Reply with nothing except the number of lines that contain the word "Personalization".
begin Input records
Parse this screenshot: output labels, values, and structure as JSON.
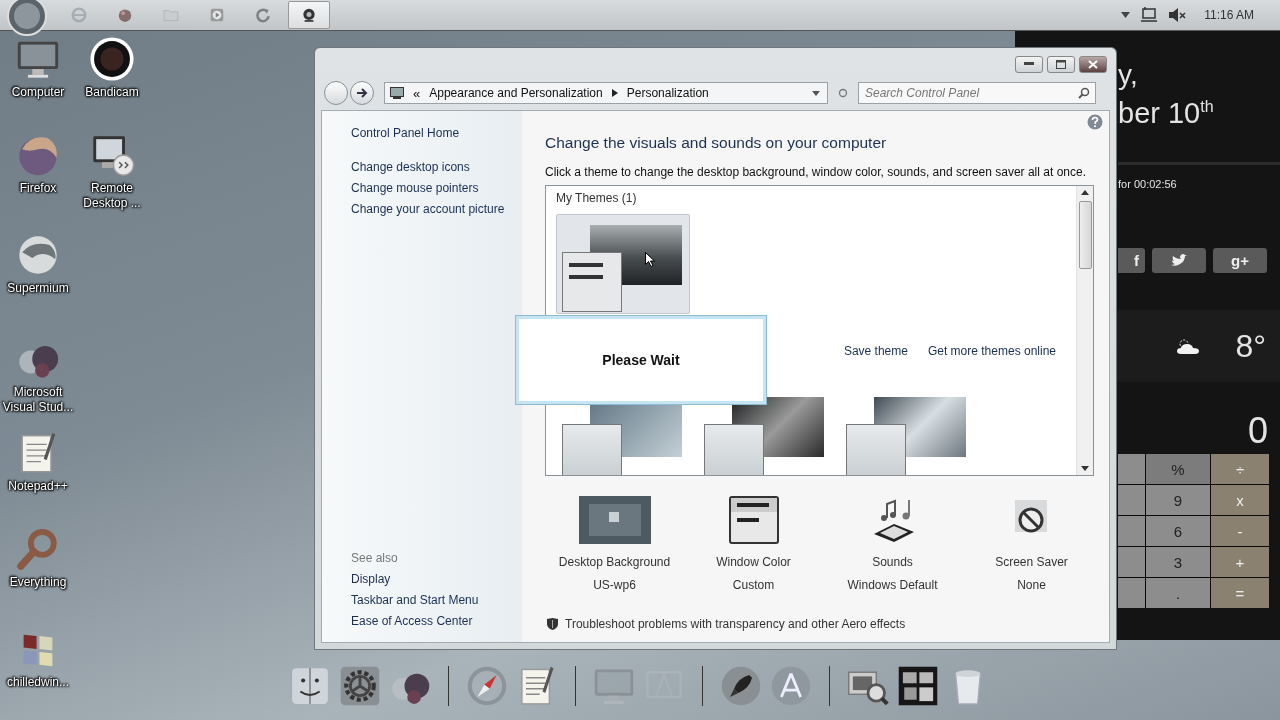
{
  "taskbar": {
    "apps": [
      {
        "selected": false
      },
      {
        "selected": false
      },
      {
        "selected": false
      },
      {
        "selected": false
      },
      {
        "selected": false
      },
      {
        "selected": true
      }
    ],
    "time": "11:16 AM"
  },
  "desktop_icons": [
    {
      "label": "Computer"
    },
    {
      "label": "Bandicam"
    },
    {
      "label": "Firefox"
    },
    {
      "label": "Remote Desktop ..."
    },
    {
      "label": "Supermium"
    },
    {
      "label": "Microsoft Visual Stud..."
    },
    {
      "label": "Notepad++"
    },
    {
      "label": "Everything"
    },
    {
      "label": "chilledwin..."
    }
  ],
  "widget_panel": {
    "greeting": "y,",
    "date": "ber 10$^{th}$",
    "timer": "for 00:02:56",
    "social": [
      "f",
      "g+"
    ],
    "temperature": "8°",
    "calculator_display": "0",
    "keys": [
      {
        "label": "%",
        "kind": "function"
      },
      {
        "label": "÷",
        "kind": "operator"
      },
      {
        "label": "9",
        "kind": "number"
      },
      {
        "label": "x",
        "kind": "operator"
      },
      {
        "label": "6",
        "kind": "number"
      },
      {
        "label": "-",
        "kind": "operator"
      },
      {
        "label": "3",
        "kind": "number"
      },
      {
        "label": "+",
        "kind": "operator"
      },
      {
        "label": ".",
        "kind": "number"
      },
      {
        "label": "=",
        "kind": "operator"
      }
    ]
  },
  "window": {
    "address": {
      "overflow": "«",
      "crumbs": [
        "Appearance and Personalization",
        "Personalization"
      ],
      "search_placeholder": "Search Control Panel"
    },
    "left_pane": {
      "home": "Control Panel Home",
      "tasks": [
        "Change desktop icons",
        "Change mouse pointers",
        "Change your account picture"
      ],
      "see_also_title": "See also",
      "see_also": [
        "Display",
        "Taskbar and Start Menu",
        "Ease of Access Center"
      ]
    },
    "title": "Change the visuals and sounds on your computer",
    "subtitle": "Click a theme to change the desktop background, window color, sounds, and screen saver all at once.",
    "themes": {
      "group_title": "My Themes (1)",
      "my_themes": [
        {
          "selected": true
        }
      ],
      "actions": [
        "Save theme",
        "Get more themes online"
      ],
      "installed_themes": [
        {
          "selected": false
        },
        {
          "selected": false
        },
        {
          "selected": false
        }
      ]
    },
    "settings": [
      {
        "label": "Desktop Background",
        "value": "US-wp6"
      },
      {
        "label": "Window Color",
        "value": "Custom"
      },
      {
        "label": "Sounds",
        "value": "Windows Default"
      },
      {
        "label": "Screen Saver",
        "value": "None"
      }
    ],
    "troubleshoot": "Troubleshoot problems with transparency and other Aero effects",
    "dialog": {
      "message": "Please Wait"
    }
  },
  "dock": {
    "groups": [
      [
        {
          "dimmed": false
        },
        {
          "dimmed": false
        },
        {
          "dimmed": false
        }
      ],
      [
        {
          "dimmed": false
        },
        {
          "dimmed": false
        }
      ],
      [
        {
          "dimmed": true
        },
        {
          "dimmed": true
        }
      ],
      [
        {
          "dimmed": false
        },
        {
          "dimmed": false
        }
      ],
      [
        {
          "dimmed": false
        },
        {
          "dimmed": false
        },
        {
          "dimmed": false
        }
      ]
    ]
  }
}
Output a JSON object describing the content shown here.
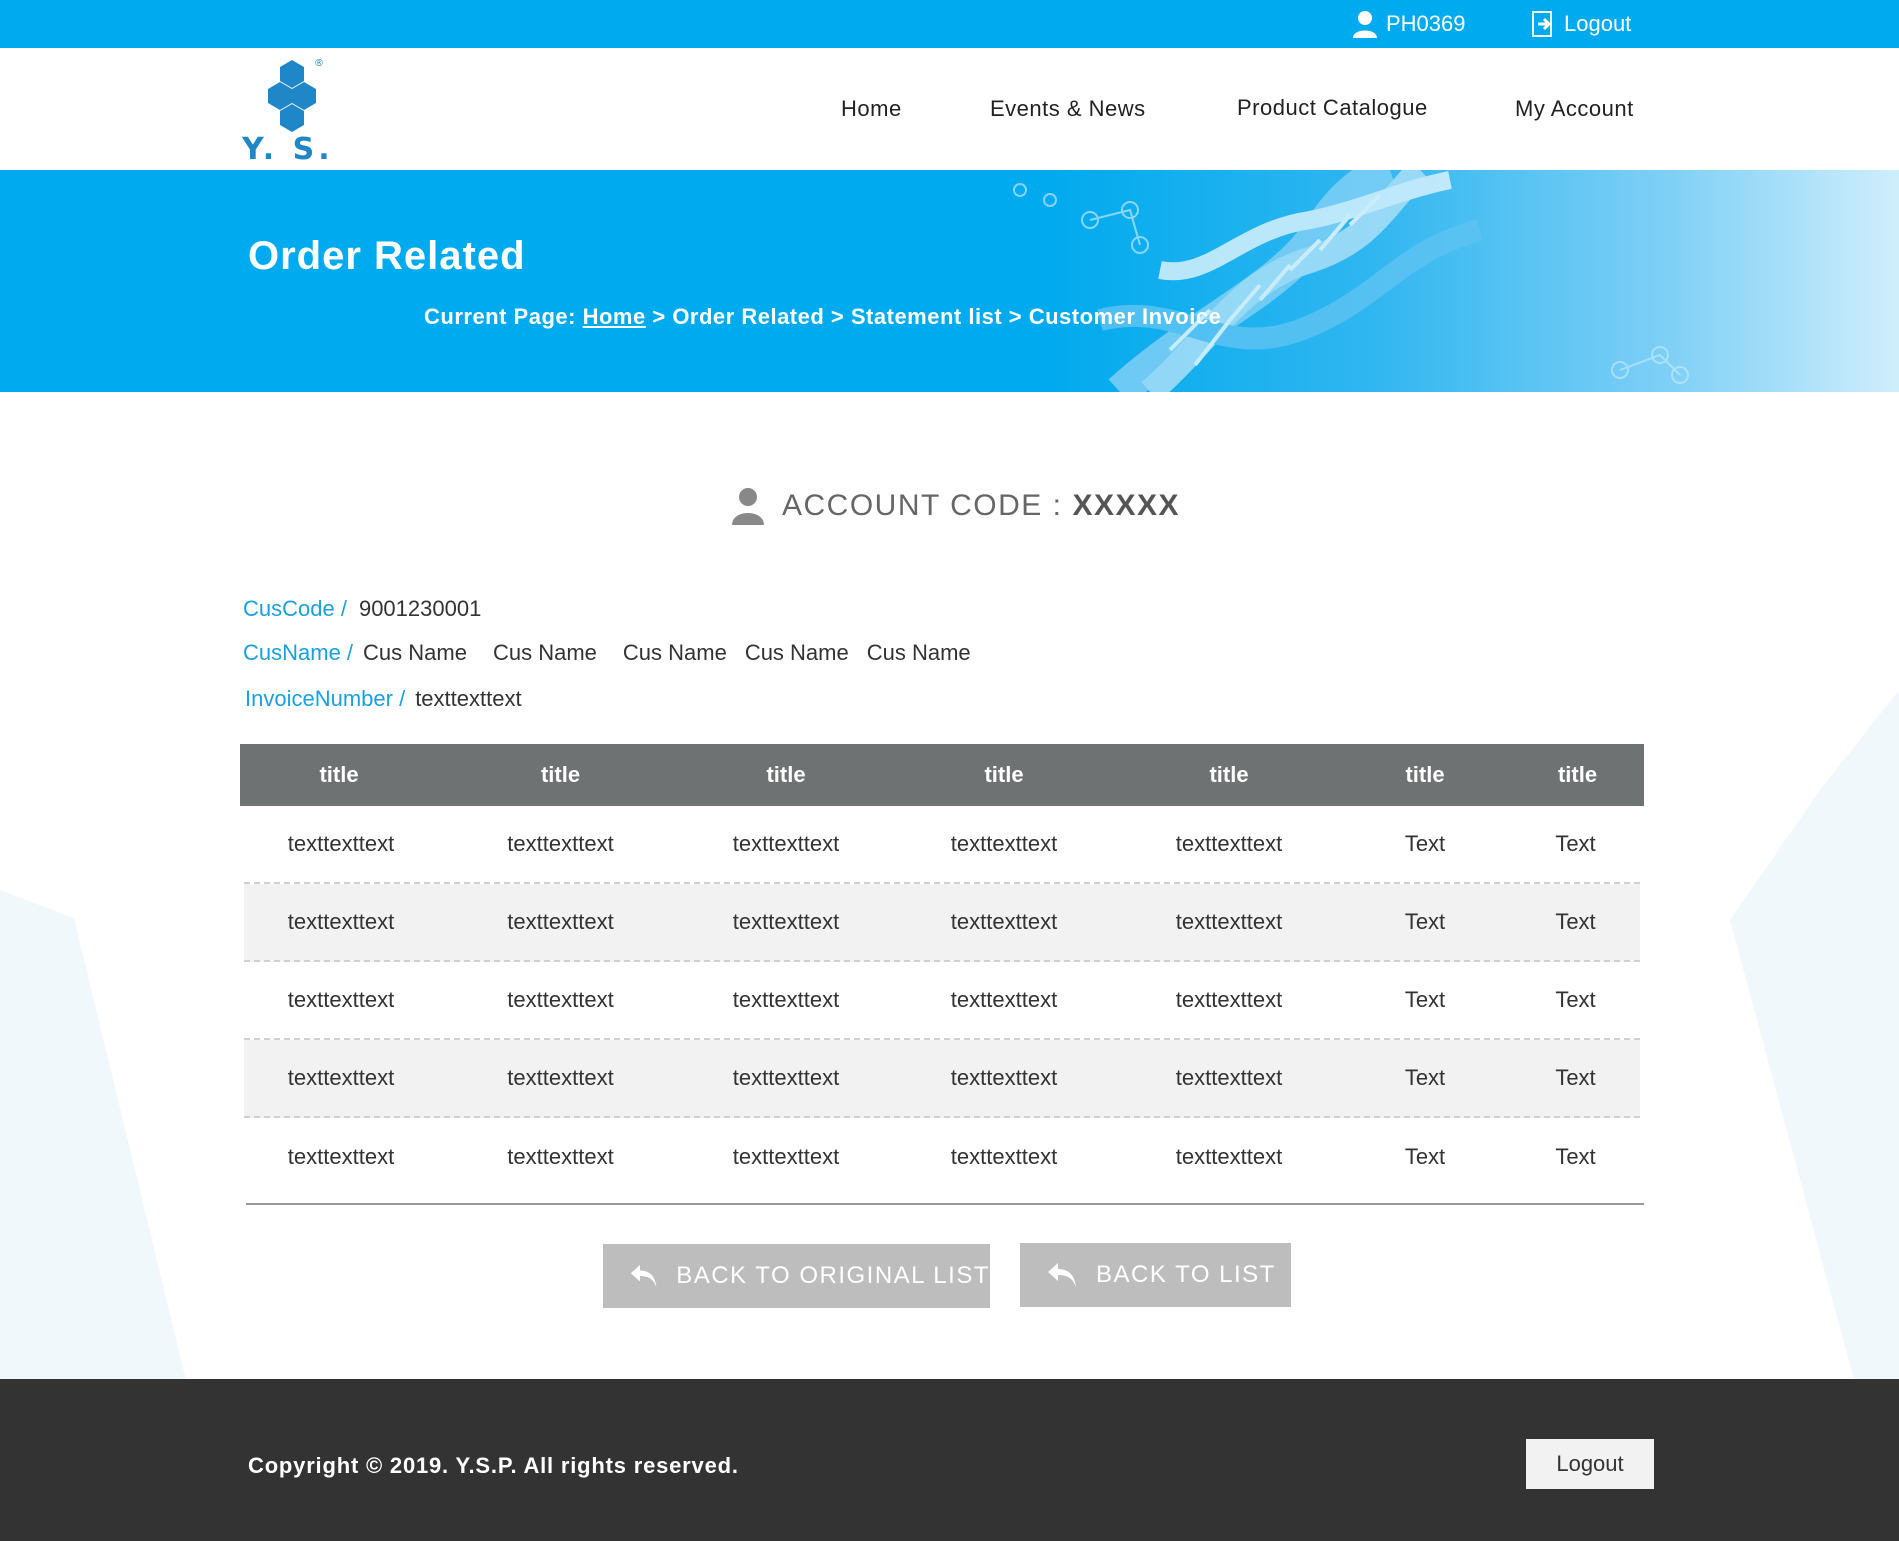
{
  "topbar": {
    "user_code": "PH0369",
    "logout_label": "Logout"
  },
  "header": {
    "logo_text": "Y. S. P.",
    "logo_mark": "®",
    "nav": [
      "Home",
      "Events & News",
      "Product Catalogue",
      "My Account"
    ]
  },
  "banner": {
    "title": "Order Related",
    "breadcrumb_prefix": "Current Page:",
    "breadcrumb_home": "Home",
    "breadcrumb_rest": "> Order Related > Statement list > Customer Invoice"
  },
  "account": {
    "label": "ACCOUNT CODE :",
    "value": "XXXXX"
  },
  "info": {
    "cuscode_label": "CusCode /",
    "cuscode_value": "9001230001",
    "cusname_label": "CusName /",
    "cusname_values": [
      "Cus Name",
      "Cus Name",
      "Cus Name",
      "Cus Name",
      "Cus Name"
    ],
    "invoice_label": "InvoiceNumber /",
    "invoice_value": "texttexttext"
  },
  "table": {
    "headers": [
      "title",
      "title",
      "title",
      "title",
      "title",
      "title",
      "title"
    ],
    "rows": [
      [
        "texttexttext",
        "texttexttext",
        "texttexttext",
        "texttexttext",
        "texttexttext",
        "Text",
        "Text"
      ],
      [
        "texttexttext",
        "texttexttext",
        "texttexttext",
        "texttexttext",
        "texttexttext",
        "Text",
        "Text"
      ],
      [
        "texttexttext",
        "texttexttext",
        "texttexttext",
        "texttexttext",
        "texttexttext",
        "Text",
        "Text"
      ],
      [
        "texttexttext",
        "texttexttext",
        "texttexttext",
        "texttexttext",
        "texttexttext",
        "Text",
        "Text"
      ],
      [
        "texttexttext",
        "texttexttext",
        "texttexttext",
        "texttexttext",
        "texttexttext",
        "Text",
        "Text"
      ]
    ]
  },
  "buttons": {
    "back_original": "BACK TO ORIGINAL LIST",
    "back_list": "BACK TO LIST"
  },
  "footer": {
    "copyright": "Copyright © 2019. Y.S.P. All rights reserved.",
    "logout_label": "Logout"
  },
  "colors": {
    "brand_blue": "#00aaee",
    "label_blue": "#1aa0e2",
    "table_header": "#6f7273",
    "button_gray": "#bdbdbd",
    "footer_bg": "#333333"
  },
  "icons": [
    "user-icon",
    "logout-icon",
    "logo-hexagon-icon",
    "dna-decoration",
    "account-user-icon",
    "back-arrow-icon"
  ]
}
end Input records
— Response to this exercise —
2